[THE PROBLEM]: Extract every line below that contains the word "天津市宁河区造甲".

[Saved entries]
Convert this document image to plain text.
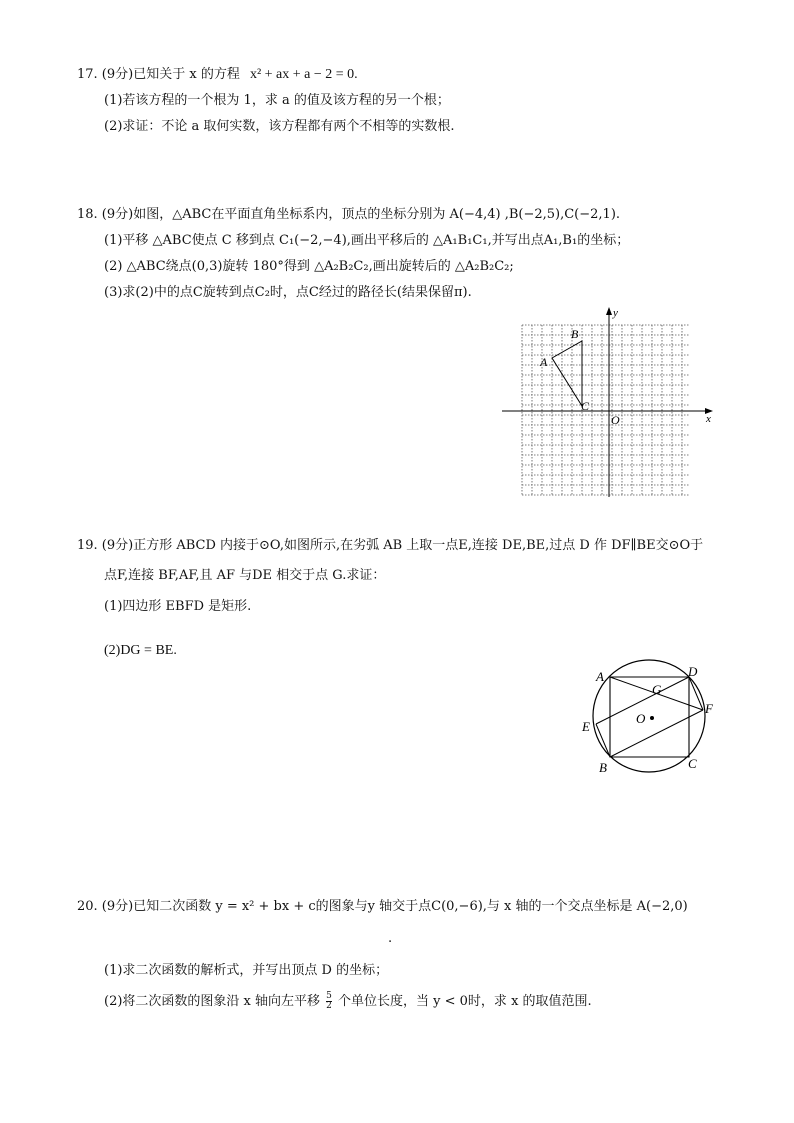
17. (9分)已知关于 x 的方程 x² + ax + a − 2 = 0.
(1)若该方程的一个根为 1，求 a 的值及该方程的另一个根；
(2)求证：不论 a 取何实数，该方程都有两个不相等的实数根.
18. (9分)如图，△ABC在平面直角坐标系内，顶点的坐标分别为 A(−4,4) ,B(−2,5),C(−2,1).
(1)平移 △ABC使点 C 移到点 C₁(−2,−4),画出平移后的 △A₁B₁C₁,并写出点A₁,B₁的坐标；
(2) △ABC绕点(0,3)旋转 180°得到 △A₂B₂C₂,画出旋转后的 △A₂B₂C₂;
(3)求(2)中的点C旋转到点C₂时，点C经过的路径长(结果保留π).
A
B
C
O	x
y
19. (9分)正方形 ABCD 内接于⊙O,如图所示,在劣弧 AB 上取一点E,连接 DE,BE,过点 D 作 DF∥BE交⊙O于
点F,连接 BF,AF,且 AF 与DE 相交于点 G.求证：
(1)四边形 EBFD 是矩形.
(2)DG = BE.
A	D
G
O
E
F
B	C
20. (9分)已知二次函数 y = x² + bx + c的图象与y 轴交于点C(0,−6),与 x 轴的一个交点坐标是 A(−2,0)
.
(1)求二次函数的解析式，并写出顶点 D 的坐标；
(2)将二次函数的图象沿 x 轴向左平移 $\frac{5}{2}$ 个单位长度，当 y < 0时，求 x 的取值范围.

* * *

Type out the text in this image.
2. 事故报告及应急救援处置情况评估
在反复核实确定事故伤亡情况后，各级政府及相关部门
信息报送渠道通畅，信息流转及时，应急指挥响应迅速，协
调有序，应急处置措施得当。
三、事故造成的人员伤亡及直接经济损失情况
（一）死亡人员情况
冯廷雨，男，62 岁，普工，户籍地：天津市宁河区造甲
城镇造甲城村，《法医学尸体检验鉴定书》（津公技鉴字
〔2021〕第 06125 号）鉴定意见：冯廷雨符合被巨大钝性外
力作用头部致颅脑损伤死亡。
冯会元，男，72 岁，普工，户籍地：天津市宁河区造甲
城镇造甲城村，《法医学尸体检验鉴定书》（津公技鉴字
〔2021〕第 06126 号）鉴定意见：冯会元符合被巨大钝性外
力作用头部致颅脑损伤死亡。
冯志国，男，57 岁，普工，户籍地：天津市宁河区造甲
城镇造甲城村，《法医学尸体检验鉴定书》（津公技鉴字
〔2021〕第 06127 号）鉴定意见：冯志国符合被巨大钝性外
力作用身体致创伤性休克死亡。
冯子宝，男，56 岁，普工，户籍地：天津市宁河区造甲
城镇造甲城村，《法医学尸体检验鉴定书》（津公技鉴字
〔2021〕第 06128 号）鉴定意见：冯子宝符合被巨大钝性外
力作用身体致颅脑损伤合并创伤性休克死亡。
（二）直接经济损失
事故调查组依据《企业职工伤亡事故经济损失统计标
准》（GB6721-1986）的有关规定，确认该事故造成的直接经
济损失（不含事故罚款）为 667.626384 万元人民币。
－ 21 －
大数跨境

[CORRECT RESULT]:
冯廷雨，男，62 岁，普工，户籍地：天津市宁河区造甲
冯会元，男，72 岁，普工，户籍地：天津市宁河区造甲
冯志国，男，57 岁，普工，户籍地：天津市宁河区造甲
冯子宝，男，56 岁，普工，户籍地：天津市宁河区造甲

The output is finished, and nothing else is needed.